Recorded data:

################

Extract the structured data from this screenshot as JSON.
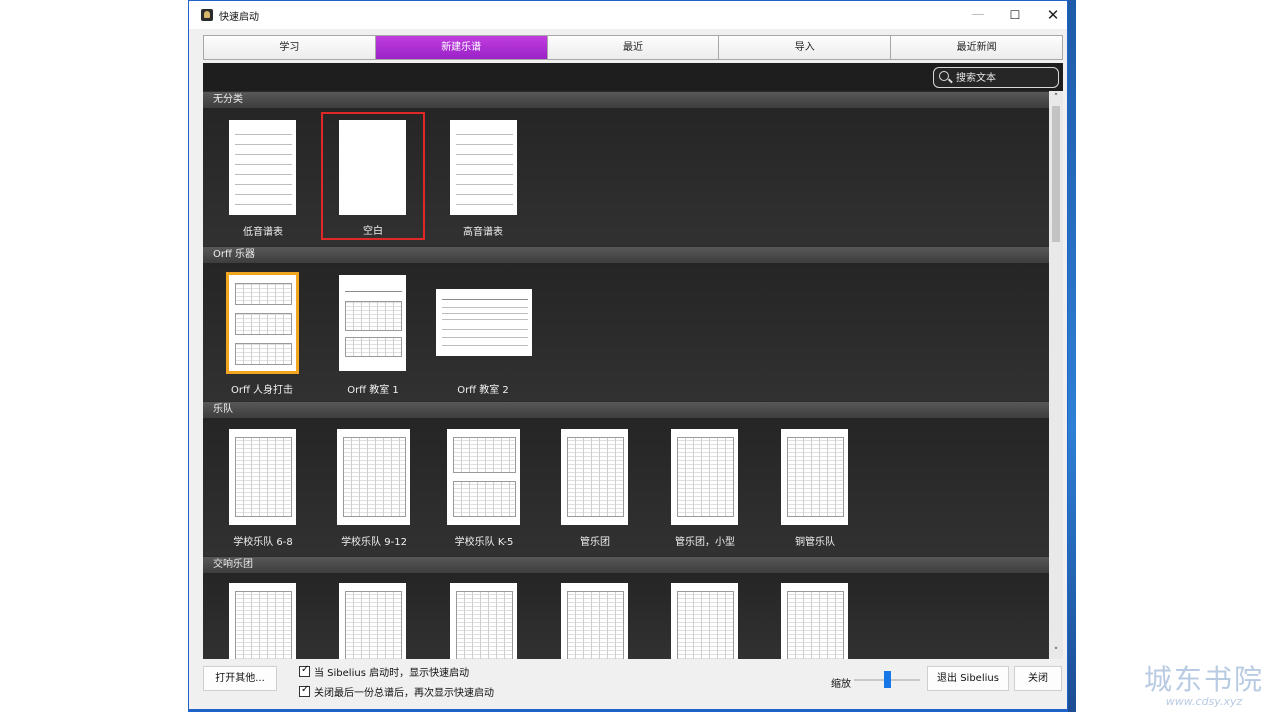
{
  "window": {
    "title": "快速启动",
    "min": "—",
    "max": "☐",
    "close": "✕"
  },
  "tabs": [
    {
      "label": "学习",
      "active": false
    },
    {
      "label": "新建乐谱",
      "active": true
    },
    {
      "label": "最近",
      "active": false
    },
    {
      "label": "导入",
      "active": false
    },
    {
      "label": "最近新闻",
      "active": false
    }
  ],
  "search": {
    "placeholder": "搜索文本"
  },
  "sections": [
    {
      "title": "无分类",
      "items": [
        "低音谱表",
        "空白",
        "高音谱表"
      ]
    },
    {
      "title": "Orff 乐器",
      "items": [
        "Orff 人身打击",
        "Orff 教室 1",
        "Orff 教室 2"
      ]
    },
    {
      "title": "乐队",
      "items": [
        "学校乐队 6-8",
        "学校乐队 9-12",
        "学校乐队 K-5",
        "管乐团",
        "管乐团，小型",
        "铜管乐队"
      ]
    },
    {
      "title": "交响乐团",
      "items": [
        "",
        "",
        "",
        "",
        "",
        ""
      ]
    }
  ],
  "footer": {
    "open_other": "打开其他...",
    "check1": "当 Sibelius 启动时，显示快速启动",
    "check2": "关闭最后一份总谱后，再次显示快速启动",
    "zoom_label": "缩放",
    "quit": "退出 Sibelius",
    "close": "关闭"
  },
  "scroll": {
    "up": "˄",
    "down": "˅"
  },
  "watermark": {
    "name": "城东书院",
    "url": "www.cdsy.xyz"
  },
  "colors": {
    "active_tab": "#a52bcf",
    "selected_red": "#e02828",
    "selected_orange": "#f2a521",
    "accent_blue": "#1877e6"
  }
}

################

** Description of the task **
Each record should be quoted exactly, with the images omitted.

** Exercise output **
Extract the structured data from this screenshot as JSON.
{
  "window": {
    "title": "快速启动",
    "min": "—",
    "max": "☐",
    "close": "✕"
  },
  "tabs": [
    {
      "label": "学习",
      "active": false
    },
    {
      "label": "新建乐谱",
      "active": true
    },
    {
      "label": "最近",
      "active": false
    },
    {
      "label": "导入",
      "active": false
    },
    {
      "label": "最近新闻",
      "active": false
    }
  ],
  "search": {
    "placeholder": "搜索文本"
  },
  "sections": [
    {
      "title": "无分类",
      "items": [
        "低音谱表",
        "空白",
        "高音谱表"
      ]
    },
    {
      "title": "Orff 乐器",
      "items": [
        "Orff 人身打击",
        "Orff 教室 1",
        "Orff 教室 2"
      ]
    },
    {
      "title": "乐队",
      "items": [
        "学校乐队 6-8",
        "学校乐队 9-12",
        "学校乐队 K-5",
        "管乐团",
        "管乐团，小型",
        "铜管乐队"
      ]
    },
    {
      "title": "交响乐团",
      "items": [
        "",
        "",
        "",
        "",
        "",
        ""
      ]
    }
  ],
  "footer": {
    "open_other": "打开其他...",
    "check1": "当 Sibelius 启动时，显示快速启动",
    "check2": "关闭最后一份总谱后，再次显示快速启动",
    "zoom_label": "缩放",
    "quit": "退出 Sibelius",
    "close": "关闭"
  },
  "scroll": {
    "up": "˄",
    "down": "˅"
  },
  "watermark": {
    "name": "城东书院",
    "url": "www.cdsy.xyz"
  },
  "colors": {
    "active_tab": "#a52bcf",
    "selected_red": "#e02828",
    "selected_orange": "#f2a521",
    "accent_blue": "#1877e6"
  }
}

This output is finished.